REQUEST: Output each entry that follows exactly. Images stay out.

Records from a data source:
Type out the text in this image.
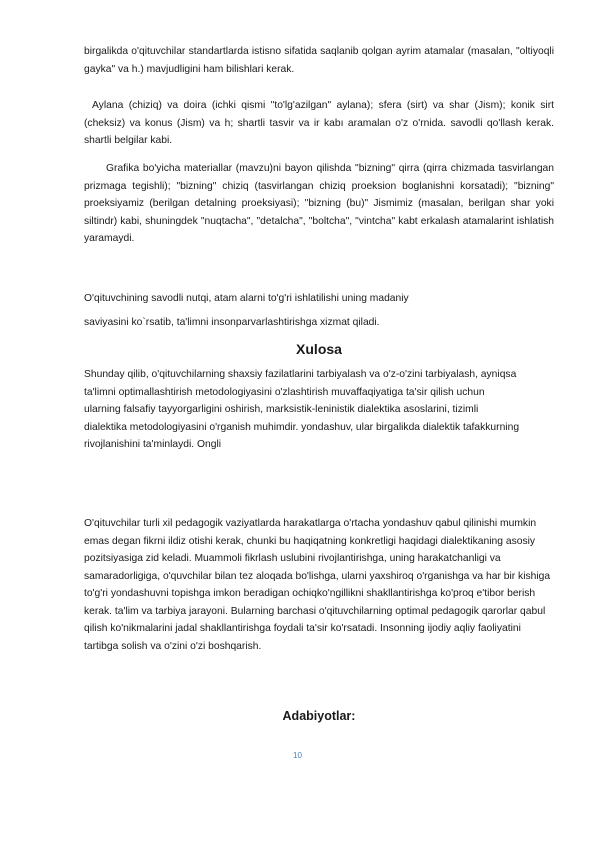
birgalikda o'qituvchilar standartlarda istisno sifatida saqlanib qolgan ayrim atamalar (masalan, "oltiyoqli gayka" va h.) mavjudligini ham bilishlari kerak.

Aylana (chiziq) va doira (ichki qismi "to'lg'azilgan" aylana); sfera (sirt) va shar (Jism); konik sirt (cheksiz) va konus (Jism) va h; shartli tasvir va ir kabı aramalan o'z o'rnida. savodli qo'llash kerak. shartli belgilar kabi.

Grafika bo'yicha materiallar (mavzu)ni bayon qilishda "bizning" qirra (qirra chizmada tasvirlangan prizmaga tegishli); "bizning" chiziq (tasvirlangan chiziq proeksion boglanishni korsatadi); "bizning" proeksiyamiz (berilgan detalning proeksiyasi); "bizning (bu)" Jismimiz (masalan, berilgan shar yoki siltindr) kabi, shuningdek "nuqtacha", "detalcha", "boltcha", "vintcha" kabt erkalash atamalarint ishlatish yaramaydi.

O'qituvchining savodli nutqi, atam alarni to'g'ri ishlatilishi uning madaniy

saviyasini ko`rsatib, ta'limni insonparvarlashtirishga xizmat qiladi.

Xulosa

Shunday qilib, o'qituvchilarning shaxsiy fazilatlarini tarbiyalash va o'z-o'zini tarbiyalash, ayniqsa ta'limni optimallashtirish metodologiyasini o'zlashtirish muvaffaqiyatiga ta'sir qilish uchun ularning falsafiy tayyorgarligini oshirish, marksistik-leninistik dialektika asoslarini, tizimli dialektika metodologiyasini o'rganish muhimdir. yondashuv, ular birgalikda dialektik tafakkurning rivojlanishini ta'minlaydi. Ongli

O'qituvchilar turli xil pedagogik vaziyatlarda harakatlarga o'rtacha yondashuv qabul qilinishi mumkin emas degan fikrni ildiz otishi kerak, chunki bu haqiqatning konkretligi haqidagi dialektikaning asosiy pozitsiyasiga zid keladi. Muammoli fikrlash uslubini rivojlantirishga, uning harakatchanligi va samaradorligiga, o'quvchilar bilan tez aloqada bo'lishga, ularni yaxshiroq o'rganishga va har bir kishiga to'g'ri yondashuvni topishga imkon beradigan ochiqko'ngillikni shakllantirishga ko'proq e'tibor berish kerak. ta'lim va tarbiya jarayoni. Bularning barchasi o'qituvchilarning optimal pedagogik qarorlar qabul qilish ko'nikmalarini jadal shakllantirishga foydali ta'sir ko'rsatadi. Insonning ijodiy aqliy faoliyatini tartibga solish va o'zini o'zi boshqarish.

Adabiyotlar:
10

EXERCISE OUTPUT:
Type out the text in this image.
birgalikda o'qituvchilar standartlarda istisno sifatida saqlanib qolgan ayrim atamalar (masalan, "oltiyoqli gayka" va h.) mavjudligini ham bilishlari kerak.

Aylana (chiziq) va doira (ichki qismi "to'lg'azilgan" aylana); sfera (sirt) va shar (Jism); konik sirt (cheksiz) va konus (Jism) va h; shartli tasvir va ir kabı aramalan o'z o'rnida. savodli qo'llash kerak. shartli belgilar kabi.

Grafika bo'yicha materiallar (mavzu)ni bayon qilishda "bizning" qirra (qirra chizmada tasvirlangan prizmaga tegishli); "bizning" chiziq (tasvirlangan chiziq proeksion boglanishni korsatadi); "bizning" proeksiyamiz (berilgan detalning proeksiyasi); "bizning (bu)" Jismimiz (masalan, berilgan shar yoki siltindr) kabi, shuningdek "nuqtacha", "detalcha", "boltcha", "vintcha" kabt erkalash atamalarint ishlatish yaramaydi.

O'qituvchining savodli nutqi, atam alarni to'g'ri ishlatilishi uning madaniy

saviyasini ko`rsatib, ta'limni insonparvarlashtirishga xizmat qiladi.

Xulosa

Shunday qilib, o'qituvchilarning shaxsiy fazilatlarini tarbiyalash va o'z-o'zini tarbiyalash, ayniqsa ta'limni optimallashtirish metodologiyasini o'zlashtirish muvaffaqiyatiga ta'sir qilish uchun ularning falsafiy tayyorgarligini oshirish, marksistik-leninistik dialektika asoslarini, tizimli dialektika metodologiyasini o'rganish muhimdir. yondashuv, ular birgalikda dialektik tafakkurning rivojlanishini ta'minlaydi. Ongli

O'qituvchilar turli xil pedagogik vaziyatlarda harakatlarga o'rtacha yondashuv qabul qilinishi mumkin emas degan fikrni ildiz otishi kerak, chunki bu haqiqatning konkretligi haqidagi dialektikaning asosiy pozitsiyasiga zid keladi. Muammoli fikrlash uslubini rivojlantirishga, uning harakatchanligi va samaradorligiga, o'quvchilar bilan tez aloqada bo'lishga, ularni yaxshiroq o'rganishga va har bir kishiga to'g'ri yondashuvni topishga imkon beradigan ochiqko'ngillikni shakllantirishga ko'proq e'tibor berish kerak. ta'lim va tarbiya jarayoni. Bularning barchasi o'qituvchilarning optimal pedagogik qarorlar qabul qilish ko'nikmalarini jadal shakllantirishga foydali ta'sir ko'rsatadi. Insonning ijodiy aqliy faoliyatini tartibga solish va o'zini o'zi boshqarish.

Adabiyotlar:
10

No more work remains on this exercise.